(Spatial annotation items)
--- Start ---
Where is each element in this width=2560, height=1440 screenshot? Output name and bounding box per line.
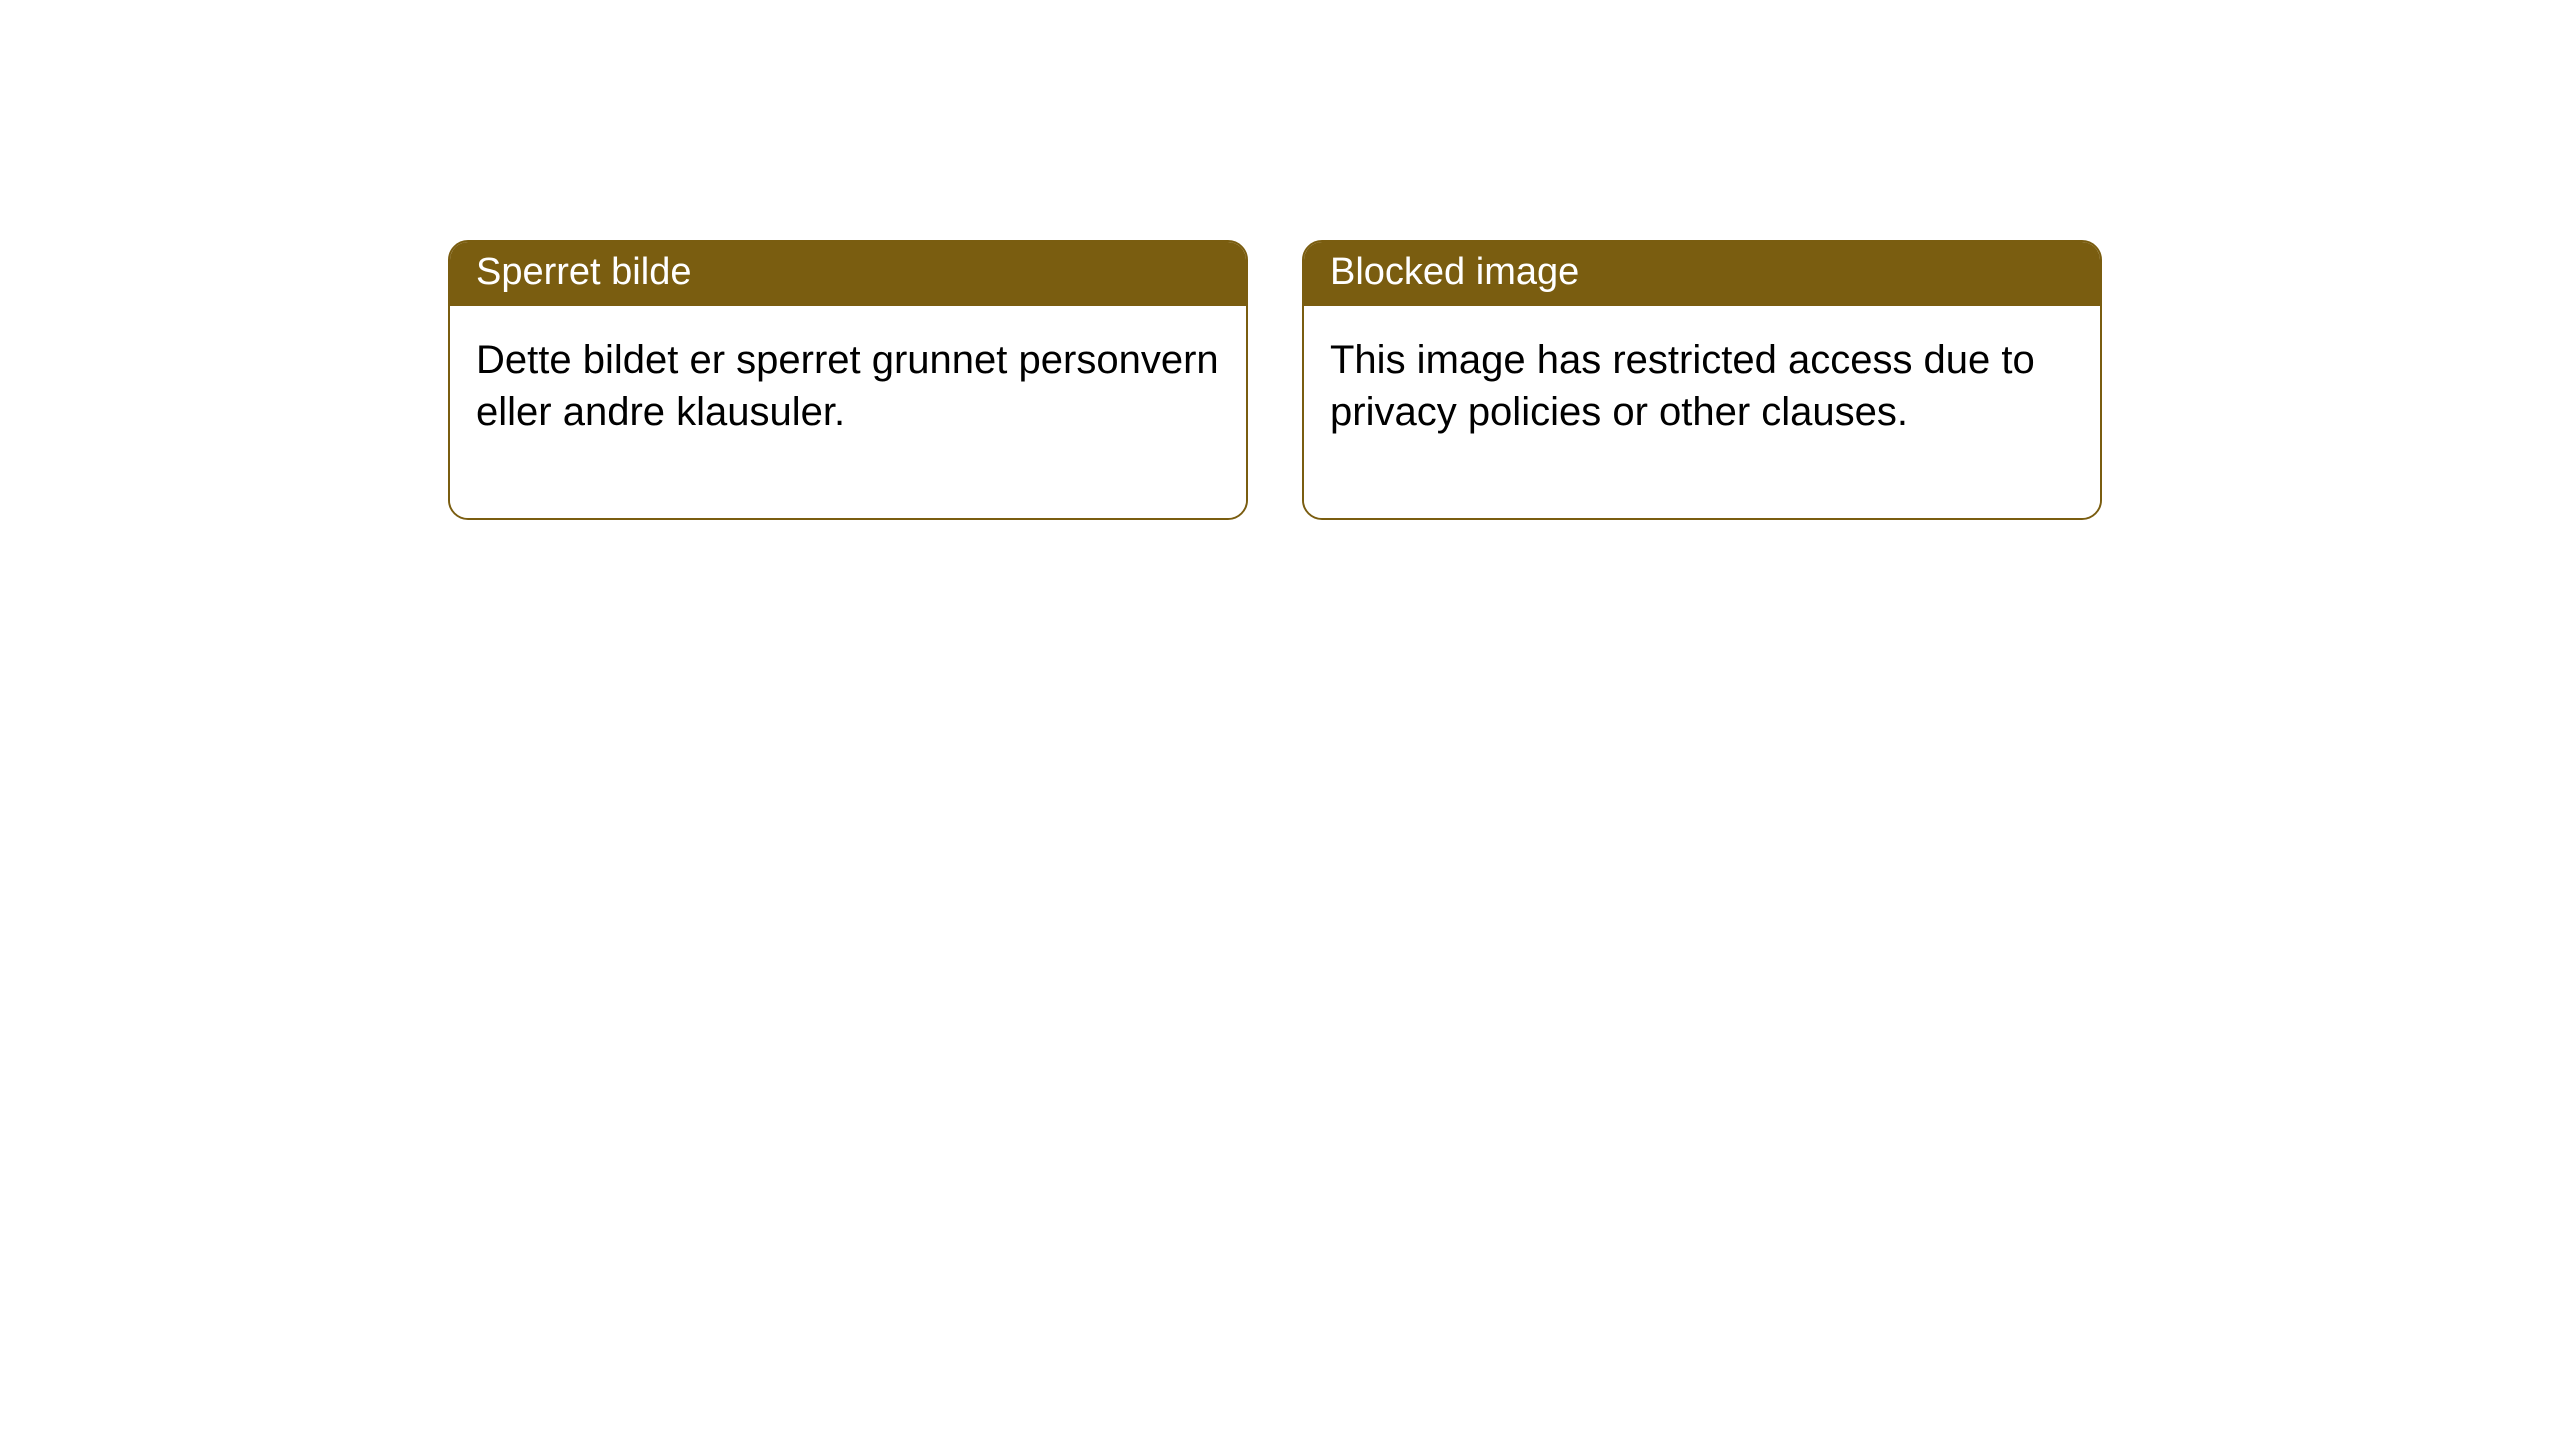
notice-container: Sperret bilde Dette bildet er sperret gr…: [0, 0, 2560, 520]
card-body-en: This image has restricted access due to …: [1304, 306, 2100, 518]
card-body-no: Dette bildet er sperret grunnet personve…: [450, 306, 1246, 518]
card-header-en: Blocked image: [1304, 242, 2100, 306]
card-header-no: Sperret bilde: [450, 242, 1246, 306]
blocked-image-card-en: Blocked image This image has restricted …: [1302, 240, 2102, 520]
blocked-image-card-no: Sperret bilde Dette bildet er sperret gr…: [448, 240, 1248, 520]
--- End ---
**GIVEN PROBLEM**
Copy the items from the beginning through the line containing "card-header-en: Blocked image: [1304, 242, 2100, 306]", including that line. Leave the pictures out.

**SOLUTION**
Where is each element in this width=2560, height=1440 screenshot? Output name and bounding box per line.
notice-container: Sperret bilde Dette bildet er sperret gr…: [0, 0, 2560, 520]
card-body-en: This image has restricted access due to …: [1304, 306, 2100, 518]
card-body-no: Dette bildet er sperret grunnet personve…: [450, 306, 1246, 518]
card-header-en: Blocked image: [1304, 242, 2100, 306]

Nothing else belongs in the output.